Copy out the part of the items that opens with the line containing "sunrise-time: Sunrise: 7:42" and closes with the line containing "daylight-duration-line2: and 2", swapping each "day-number" for "date-number" and leaving everything else unchanged. Give only those lines.

[Supplied records]
--- --- ---
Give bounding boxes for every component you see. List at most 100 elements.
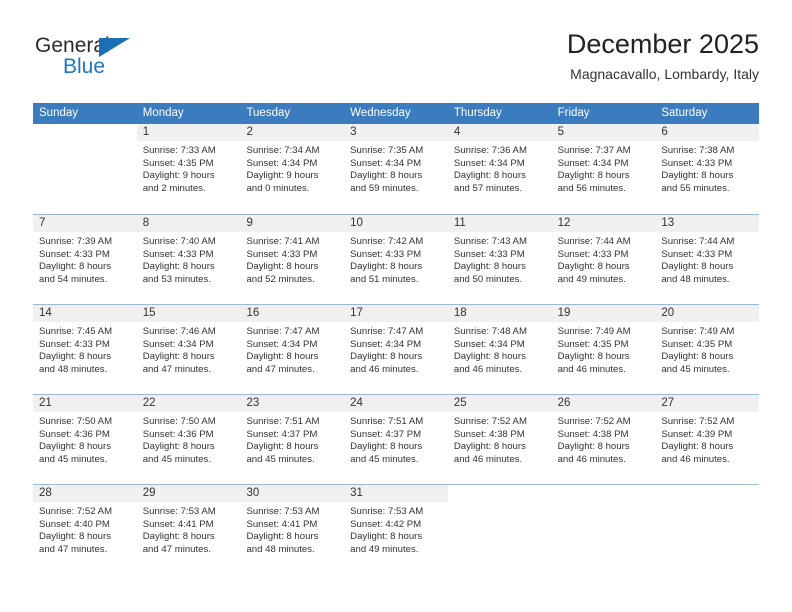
sunrise-time: Sunrise: 7:42 AM: [350, 236, 424, 247]
calendar-day-cell[interactable]: 10 Sunrise: 7:42 AM Sunset: 4:33 PM Dayligh…: [344, 215, 448, 304]
day-number: 12: [557, 217, 571, 229]
sunset-time: Sunset: 4:34 PM: [453, 338, 525, 350]
day-number: 25: [453, 397, 467, 409]
sunset-time: Sunset: 4:34 PM: [557, 157, 629, 169]
calendar-day-cell[interactable]: 14 Sunrise: 7:45 AM Sunset: 4:33 PM Dayligh…: [33, 305, 137, 394]
daylight-duration-line2: and 45 minutes.: [661, 363, 730, 375]
calendar-day-cell[interactable]: 5 Sunrise: 7:37 AM Sunset: 4:34 PM Daylight…: [551, 124, 656, 214]
sunset-time: Sunset: 4:38 PM: [453, 428, 525, 440]
daylight-duration-line2: and 46 minutes.: [661, 453, 730, 465]
calendar-day-cell[interactable]: 2 Sunrise: 7:34 AM Sunset: 4:34 PM Daylight…: [240, 124, 345, 214]
day-details: Sunrise: 7:50 AM Sunset: 4:36 PM Daylight:…: [137, 412, 241, 466]
sunrise-time: Sunrise: 7:50 AM: [142, 416, 216, 427]
day-number: 4: [453, 126, 461, 138]
calendar-day-cell[interactable]: 29 Sunrise: 7:53 AM Sunset: 4:41 PM Dayligh…: [136, 485, 241, 574]
calendar-day-cell[interactable]: 13 Sunrise: 7:44 AM Sunset: 4:33 PM Dayligh…: [655, 215, 760, 304]
day-number: 9: [246, 217, 253, 229]
daylight-duration-line2: and 2 minutes.: [142, 182, 206, 194]
calendar-day-cell[interactable]: 9 Sunrise: 7:41 AM Sunset: 4:33 PM Daylight…: [240, 215, 345, 304]
day-details: Sunrise: 7:36 AM Sunset: 4:34 PM Daylight:…: [448, 141, 552, 195]
title-block: December 2025 Magnacavallo, Lombardy, It…: [567, 28, 759, 84]
calendar-day-cell[interactable]: 21 Sunrise: 7:50 AM Sunset: 4:36 PM Dayligh…: [33, 395, 137, 484]
calendar-day-cell[interactable]: 22 Sunrise: 7:50 AM Sunset: 4:36 PM Dayligh…: [136, 395, 241, 484]
daylight-duration-line1: Daylight: 8 hours: [661, 261, 734, 273]
daylight-duration-line1: Daylight: 8 hours: [350, 261, 423, 273]
sunset-time: Sunset: 4:35 PM: [661, 338, 733, 350]
day-details: Sunrise: 7:39 AM Sunset: 4:33 PM Daylight:…: [33, 232, 137, 286]
day-number-band: 24: [344, 395, 448, 412]
generalblue-logo[interactable]: General Blue: [33, 34, 213, 86]
daylight-duration-line1: Daylight: 8 hours: [350, 351, 423, 363]
day-number: 11: [453, 217, 466, 229]
calendar-day-cell[interactable]: 3 Sunrise: 7:35 AM Sunset: 4:34 PM Daylight…: [344, 124, 448, 214]
daylight-duration-line2: and 49 minutes.: [350, 543, 419, 555]
daylight-duration-line1: Daylight: 8 hours: [557, 441, 630, 453]
daylight-duration-line1: Daylight: 8 hours: [453, 170, 526, 182]
day-number-band: [33, 124, 137, 141]
calendar-day-cell[interactable]: 30 Sunrise: 7:53 AM Sunset: 4:41 PM Dayligh…: [240, 485, 345, 574]
calendar-day-cell[interactable]: 26 Sunrise: 7:52 AM Sunset: 4:38 PM Dayligh…: [551, 395, 656, 484]
calendar-day-cell[interactable]: 20 Sunrise: 7:49 AM Sunset: 4:35 PM Dayligh…: [655, 305, 760, 394]
day-number-band: 5: [551, 124, 656, 141]
sunset-time: Sunset: 4:34 PM: [453, 157, 525, 169]
sunrise-time: Sunrise: 7:52 AM: [453, 416, 527, 427]
daylight-duration-line1: Daylight: 8 hours: [142, 261, 215, 273]
sunset-time: Sunset: 4:33 PM: [557, 248, 629, 260]
daylight-duration-line2: and 47 minutes.: [142, 543, 211, 555]
page-header: General Blue December 2025 Magnacavallo,…: [33, 28, 759, 94]
daylight-duration-line1: Daylight: 8 hours: [39, 531, 111, 543]
sunset-time: Sunset: 4:38 PM: [557, 428, 629, 440]
day-details: Sunrise: 7:53 AM Sunset: 4:41 PM Daylight:…: [240, 502, 344, 556]
calendar-day-cell[interactable]: 15 Sunrise: 7:46 AM Sunset: 4:34 PM Dayligh…: [136, 305, 241, 394]
day-details: Sunrise: 7:35 AM Sunset: 4:34 PM Daylight:…: [344, 141, 448, 195]
calendar-day-cell[interactable]: 18 Sunrise: 7:48 AM Sunset: 4:34 PM Dayligh…: [447, 305, 552, 394]
daylight-duration-line1: Daylight: 8 hours: [39, 261, 111, 273]
day-details: Sunrise: 7:38 AM Sunset: 4:33 PM Daylight:…: [655, 141, 759, 195]
daylight-duration-line2: and 47 minutes.: [142, 363, 211, 375]
daylight-duration-line2: and 45 minutes.: [350, 453, 419, 465]
day-number: 24: [350, 397, 363, 409]
sunrise-time: Sunrise: 7:48 AM: [453, 326, 527, 337]
calendar-day-cell[interactable]: 27 Sunrise: 7:52 AM Sunset: 4:39 PM Dayligh…: [655, 395, 760, 484]
day-number-band: 30: [240, 485, 345, 502]
daylight-duration-line1: Daylight: 8 hours: [142, 441, 215, 453]
calendar-day-cell[interactable]: 28 Sunrise: 7:52 AM Sunset: 4:40 PM Dayligh…: [33, 485, 137, 574]
daylight-duration-line2: and 57 minutes.: [453, 182, 523, 194]
daylight-duration-line1: Daylight: 8 hours: [350, 170, 423, 182]
sunset-time: Sunset: 4:39 PM: [661, 428, 733, 440]
day-number: 21: [39, 397, 52, 409]
day-number-band: 2: [240, 124, 345, 141]
sunset-time: Sunset: 4:33 PM: [350, 248, 422, 260]
daylight-duration-line2: and 56 minutes.: [557, 182, 626, 194]
calendar-day-cell[interactable]: 8 Sunrise: 7:40 AM Sunset: 4:33 PM Daylight…: [136, 215, 241, 304]
calendar-day-cell[interactable]: 17 Sunrise: 7:47 AM Sunset: 4:34 PM Dayligh…: [344, 305, 448, 394]
day-details: Sunrise: 7:49 AM Sunset: 4:35 PM Daylight:…: [552, 322, 656, 376]
sunset-time: Sunset: 4:37 PM: [246, 428, 318, 440]
day-details: Sunrise: 7:44 AM Sunset: 4:33 PM Daylight:…: [552, 232, 656, 286]
sunset-time: Sunset: 4:34 PM: [246, 338, 318, 350]
calendar-day-cell[interactable]: 23 Sunrise: 7:51 AM Sunset: 4:37 PM Dayligh…: [240, 395, 345, 484]
calendar-day-cell[interactable]: 24 Sunrise: 7:51 AM Sunset: 4:37 PM Dayligh…: [344, 395, 448, 484]
calendar-day-cell[interactable]: 4 Sunrise: 7:36 AM Sunset: 4:34 PM Daylight…: [447, 124, 552, 214]
calendar-day-cell[interactable]: 12 Sunrise: 7:44 AM Sunset: 4:33 PM Dayligh…: [551, 215, 656, 304]
day-number-band: 8: [136, 215, 241, 232]
daylight-duration-line2: and 51 minutes.: [350, 273, 419, 285]
calendar-day-cell[interactable]: 11 Sunrise: 7:43 AM Sunset: 4:33 PM Dayligh…: [447, 215, 552, 304]
calendar-day-cell[interactable]: 19 Sunrise: 7:49 AM Sunset: 4:35 PM Dayligh…: [551, 305, 656, 394]
calendar-day-cell[interactable]: 7 Sunrise: 7:39 AM Sunset: 4:33 PM Daylight…: [33, 215, 137, 304]
day-details: Sunrise: 7:52 AM Sunset: 4:38 PM Daylight:…: [448, 412, 552, 466]
calendar-day-cell[interactable]: 31 Sunrise: 7:53 AM Sunset: 4:42 PM Dayligh…: [344, 485, 448, 574]
sunset-time: Sunset: 4:33 PM: [246, 248, 318, 260]
day-details: Sunrise: 7:44 AM Sunset: 4:33 PM Daylight:…: [655, 232, 759, 286]
day-number-band: 14: [33, 305, 137, 322]
calendar-day-cell[interactable]: 6 Sunrise: 7:38 AM Sunset: 4:33 PM Daylight…: [655, 124, 760, 214]
daylight-duration-line1: Daylight: 8 hours: [246, 441, 319, 453]
daylight-duration-line2: and 52 minutes.: [246, 273, 315, 285]
sunrise-time: Sunrise: 7:49 AM: [557, 326, 631, 337]
calendar-day-cell[interactable]: 16 Sunrise: 7:47 AM Sunset: 4:34 PM Dayligh…: [240, 305, 345, 394]
day-number: 15: [142, 307, 156, 319]
calendar-day-cell[interactable]: 1 Sunrise: 7:33 AM Sunset: 4:35 PM Daylight…: [136, 124, 241, 214]
calendar-day-cell[interactable]: 25 Sunrise: 7:52 AM Sunset: 4:38 PM Dayligh…: [447, 395, 552, 484]
day-number: 19: [557, 307, 571, 319]
daylight-duration-line2: and 0 minutes.: [246, 182, 310, 194]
--- --- ---
[Completed task]
sunrise-time: Sunrise: 7:42 AM: [350, 236, 424, 247]
calendar-day-cell[interactable]: 10 Sunrise: 7:42 AM Sunset: 4:33 PM Dayligh…: [344, 215, 448, 304]
date-number: 12: [557, 217, 571, 229]
sunset-time: Sunset: 4:34 PM: [453, 338, 525, 350]
date-number: 25: [453, 397, 467, 409]
sunset-time: Sunset: 4:34 PM: [557, 157, 629, 169]
calendar-day-cell[interactable]: 14 Sunrise: 7:45 AM Sunset: 4:33 PM Dayligh…: [33, 305, 137, 394]
daylight-duration-line2: and 45 minutes.: [661, 363, 730, 375]
calendar-day-cell[interactable]: 5 Sunrise: 7:37 AM Sunset: 4:34 PM Daylight…: [551, 124, 656, 214]
sunset-time: Sunset: 4:38 PM: [453, 428, 525, 440]
daylight-duration-line2: and 46 minutes.: [661, 453, 730, 465]
calendar-day-cell[interactable]: 2 Sunrise: 7:34 AM Sunset: 4:34 PM Daylight…: [240, 124, 345, 214]
day-details: Sunrise: 7:50 AM Sunset: 4:36 PM Daylight:…: [137, 412, 241, 466]
sunrise-time: Sunrise: 7:50 AM: [142, 416, 216, 427]
date-number: 4: [453, 126, 461, 138]
calendar-day-cell[interactable]: 29 Sunrise: 7:53 AM Sunset: 4:41 PM Dayligh…: [136, 485, 241, 574]
calendar-day-cell[interactable]: 13 Sunrise: 7:44 AM Sunset: 4:33 PM Dayligh…: [655, 215, 760, 304]
date-number: 9: [246, 217, 253, 229]
daylight-duration-line2: and 2 minutes.: [142, 182, 206, 194]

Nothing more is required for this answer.